((
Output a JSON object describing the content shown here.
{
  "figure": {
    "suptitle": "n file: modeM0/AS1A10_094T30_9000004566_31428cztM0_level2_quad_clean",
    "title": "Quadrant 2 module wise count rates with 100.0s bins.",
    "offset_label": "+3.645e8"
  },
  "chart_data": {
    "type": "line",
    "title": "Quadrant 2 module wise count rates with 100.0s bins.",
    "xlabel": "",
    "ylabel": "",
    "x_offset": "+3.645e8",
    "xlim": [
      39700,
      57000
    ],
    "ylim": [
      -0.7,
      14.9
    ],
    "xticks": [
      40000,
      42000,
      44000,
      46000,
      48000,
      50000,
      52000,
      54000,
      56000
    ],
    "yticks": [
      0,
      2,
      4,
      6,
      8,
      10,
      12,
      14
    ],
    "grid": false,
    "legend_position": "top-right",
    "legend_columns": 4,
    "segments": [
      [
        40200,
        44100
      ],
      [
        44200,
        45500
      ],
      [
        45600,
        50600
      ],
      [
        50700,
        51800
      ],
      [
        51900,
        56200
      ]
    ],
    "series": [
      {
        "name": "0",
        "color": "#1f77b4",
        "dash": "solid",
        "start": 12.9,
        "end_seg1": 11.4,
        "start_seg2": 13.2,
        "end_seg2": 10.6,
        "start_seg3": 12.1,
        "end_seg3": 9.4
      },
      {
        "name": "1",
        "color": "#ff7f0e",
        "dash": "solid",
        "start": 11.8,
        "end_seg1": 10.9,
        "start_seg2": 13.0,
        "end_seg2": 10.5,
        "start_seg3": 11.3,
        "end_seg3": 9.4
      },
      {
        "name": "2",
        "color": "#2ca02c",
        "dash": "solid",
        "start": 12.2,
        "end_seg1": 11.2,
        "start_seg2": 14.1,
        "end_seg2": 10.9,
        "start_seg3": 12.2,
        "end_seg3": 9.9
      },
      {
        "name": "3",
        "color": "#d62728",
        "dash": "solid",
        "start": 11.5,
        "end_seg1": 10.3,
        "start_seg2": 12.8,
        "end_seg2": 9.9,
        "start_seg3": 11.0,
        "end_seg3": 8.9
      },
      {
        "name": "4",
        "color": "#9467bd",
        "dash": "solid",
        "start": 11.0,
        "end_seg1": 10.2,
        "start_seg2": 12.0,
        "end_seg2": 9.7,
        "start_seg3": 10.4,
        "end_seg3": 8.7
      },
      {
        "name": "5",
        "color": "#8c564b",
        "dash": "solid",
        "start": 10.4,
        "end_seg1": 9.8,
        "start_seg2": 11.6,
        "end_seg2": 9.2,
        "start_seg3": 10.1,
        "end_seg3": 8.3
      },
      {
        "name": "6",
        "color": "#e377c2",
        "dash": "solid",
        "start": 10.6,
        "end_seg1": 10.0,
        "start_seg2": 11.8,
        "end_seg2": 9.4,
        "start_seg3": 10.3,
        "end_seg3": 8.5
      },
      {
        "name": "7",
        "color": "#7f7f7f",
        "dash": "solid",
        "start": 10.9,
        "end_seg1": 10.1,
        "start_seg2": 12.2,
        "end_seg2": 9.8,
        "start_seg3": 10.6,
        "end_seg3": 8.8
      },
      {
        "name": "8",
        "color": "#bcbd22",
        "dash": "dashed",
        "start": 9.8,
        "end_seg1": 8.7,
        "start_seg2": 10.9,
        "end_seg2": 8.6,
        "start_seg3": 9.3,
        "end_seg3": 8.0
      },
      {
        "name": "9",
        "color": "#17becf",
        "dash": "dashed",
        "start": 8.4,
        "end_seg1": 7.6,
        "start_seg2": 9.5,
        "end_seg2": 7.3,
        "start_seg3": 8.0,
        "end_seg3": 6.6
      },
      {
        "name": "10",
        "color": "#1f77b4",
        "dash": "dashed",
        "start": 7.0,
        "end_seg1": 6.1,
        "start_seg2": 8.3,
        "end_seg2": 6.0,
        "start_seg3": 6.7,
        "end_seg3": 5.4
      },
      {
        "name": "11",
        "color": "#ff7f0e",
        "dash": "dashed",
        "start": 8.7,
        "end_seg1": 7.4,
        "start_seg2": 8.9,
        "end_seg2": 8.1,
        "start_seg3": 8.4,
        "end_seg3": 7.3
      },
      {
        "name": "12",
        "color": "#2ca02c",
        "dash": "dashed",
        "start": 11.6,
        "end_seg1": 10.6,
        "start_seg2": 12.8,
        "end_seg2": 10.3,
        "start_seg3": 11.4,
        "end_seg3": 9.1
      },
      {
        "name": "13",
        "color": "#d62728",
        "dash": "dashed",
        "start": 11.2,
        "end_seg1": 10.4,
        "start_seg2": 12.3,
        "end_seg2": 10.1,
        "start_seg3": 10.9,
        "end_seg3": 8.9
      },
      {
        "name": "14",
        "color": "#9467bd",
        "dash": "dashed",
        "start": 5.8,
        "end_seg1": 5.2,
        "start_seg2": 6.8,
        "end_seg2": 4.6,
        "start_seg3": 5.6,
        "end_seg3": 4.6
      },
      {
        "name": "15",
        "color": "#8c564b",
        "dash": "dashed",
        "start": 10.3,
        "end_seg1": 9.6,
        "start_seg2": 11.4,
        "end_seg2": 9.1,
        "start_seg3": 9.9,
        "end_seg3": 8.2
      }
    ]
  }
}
))
What is expected: Using the exact wording, write out all of the records.

Exercise result:
Output a JSON object describing the content shown here.
{
  "figure": {
    "suptitle": "n file: modeM0/AS1A10_094T30_9000004566_31428cztM0_level2_quad_clean",
    "title": "Quadrant 2 module wise count rates with 100.0s bins.",
    "offset_label": "+3.645e8"
  },
  "chart_data": {
    "type": "line",
    "title": "Quadrant 2 module wise count rates with 100.0s bins.",
    "xlabel": "",
    "ylabel": "",
    "x_offset": "+3.645e8",
    "xlim": [
      39700,
      57000
    ],
    "ylim": [
      -0.7,
      14.9
    ],
    "xticks": [
      40000,
      42000,
      44000,
      46000,
      48000,
      50000,
      52000,
      54000,
      56000
    ],
    "yticks": [
      0,
      2,
      4,
      6,
      8,
      10,
      12,
      14
    ],
    "grid": false,
    "legend_position": "top-right",
    "legend_columns": 4,
    "segments": [
      [
        40200,
        44100
      ],
      [
        44200,
        45500
      ],
      [
        45600,
        50600
      ],
      [
        50700,
        51800
      ],
      [
        51900,
        56200
      ]
    ],
    "series": [
      {
        "name": "0",
        "color": "#1f77b4",
        "dash": "solid",
        "start": 12.9,
        "end_seg1": 11.4,
        "start_seg2": 13.2,
        "end_seg2": 10.6,
        "start_seg3": 12.1,
        "end_seg3": 9.4
      },
      {
        "name": "1",
        "color": "#ff7f0e",
        "dash": "solid",
        "start": 11.8,
        "end_seg1": 10.9,
        "start_seg2": 13.0,
        "end_seg2": 10.5,
        "start_seg3": 11.3,
        "end_seg3": 9.4
      },
      {
        "name": "2",
        "color": "#2ca02c",
        "dash": "solid",
        "start": 12.2,
        "end_seg1": 11.2,
        "start_seg2": 14.1,
        "end_seg2": 10.9,
        "start_seg3": 12.2,
        "end_seg3": 9.9
      },
      {
        "name": "3",
        "color": "#d62728",
        "dash": "solid",
        "start": 11.5,
        "end_seg1": 10.3,
        "start_seg2": 12.8,
        "end_seg2": 9.9,
        "start_seg3": 11.0,
        "end_seg3": 8.9
      },
      {
        "name": "4",
        "color": "#9467bd",
        "dash": "solid",
        "start": 11.0,
        "end_seg1": 10.2,
        "start_seg2": 12.0,
        "end_seg2": 9.7,
        "start_seg3": 10.4,
        "end_seg3": 8.7
      },
      {
        "name": "5",
        "color": "#8c564b",
        "dash": "solid",
        "start": 10.4,
        "end_seg1": 9.8,
        "start_seg2": 11.6,
        "end_seg2": 9.2,
        "start_seg3": 10.1,
        "end_seg3": 8.3
      },
      {
        "name": "6",
        "color": "#e377c2",
        "dash": "solid",
        "start": 10.6,
        "end_seg1": 10.0,
        "start_seg2": 11.8,
        "end_seg2": 9.4,
        "start_seg3": 10.3,
        "end_seg3": 8.5
      },
      {
        "name": "7",
        "color": "#7f7f7f",
        "dash": "solid",
        "start": 10.9,
        "end_seg1": 10.1,
        "start_seg2": 12.2,
        "end_seg2": 9.8,
        "start_seg3": 10.6,
        "end_seg3": 8.8
      },
      {
        "name": "8",
        "color": "#bcbd22",
        "dash": "dashed",
        "start": 9.8,
        "end_seg1": 8.7,
        "start_seg2": 10.9,
        "end_seg2": 8.6,
        "start_seg3": 9.3,
        "end_seg3": 8.0
      },
      {
        "name": "9",
        "color": "#17becf",
        "dash": "dashed",
        "start": 8.4,
        "end_seg1": 7.6,
        "start_seg2": 9.5,
        "end_seg2": 7.3,
        "start_seg3": 8.0,
        "end_seg3": 6.6
      },
      {
        "name": "10",
        "color": "#1f77b4",
        "dash": "dashed",
        "start": 7.0,
        "end_seg1": 6.1,
        "start_seg2": 8.3,
        "end_seg2": 6.0,
        "start_seg3": 6.7,
        "end_seg3": 5.4
      },
      {
        "name": "11",
        "color": "#ff7f0e",
        "dash": "dashed",
        "start": 8.7,
        "end_seg1": 7.4,
        "start_seg2": 8.9,
        "end_seg2": 8.1,
        "start_seg3": 8.4,
        "end_seg3": 7.3
      },
      {
        "name": "12",
        "color": "#2ca02c",
        "dash": "dashed",
        "start": 11.6,
        "end_seg1": 10.6,
        "start_seg2": 12.8,
        "end_seg2": 10.3,
        "start_seg3": 11.4,
        "end_seg3": 9.1
      },
      {
        "name": "13",
        "color": "#d62728",
        "dash": "dashed",
        "start": 11.2,
        "end_seg1": 10.4,
        "start_seg2": 12.3,
        "end_seg2": 10.1,
        "start_seg3": 10.9,
        "end_seg3": 8.9
      },
      {
        "name": "14",
        "color": "#9467bd",
        "dash": "dashed",
        "start": 5.8,
        "end_seg1": 5.2,
        "start_seg2": 6.8,
        "end_seg2": 4.6,
        "start_seg3": 5.6,
        "end_seg3": 4.6
      },
      {
        "name": "15",
        "color": "#8c564b",
        "dash": "dashed",
        "start": 10.3,
        "end_seg1": 9.6,
        "start_seg2": 11.4,
        "end_seg2": 9.1,
        "start_seg3": 9.9,
        "end_seg3": 8.2
      }
    ]
  }
}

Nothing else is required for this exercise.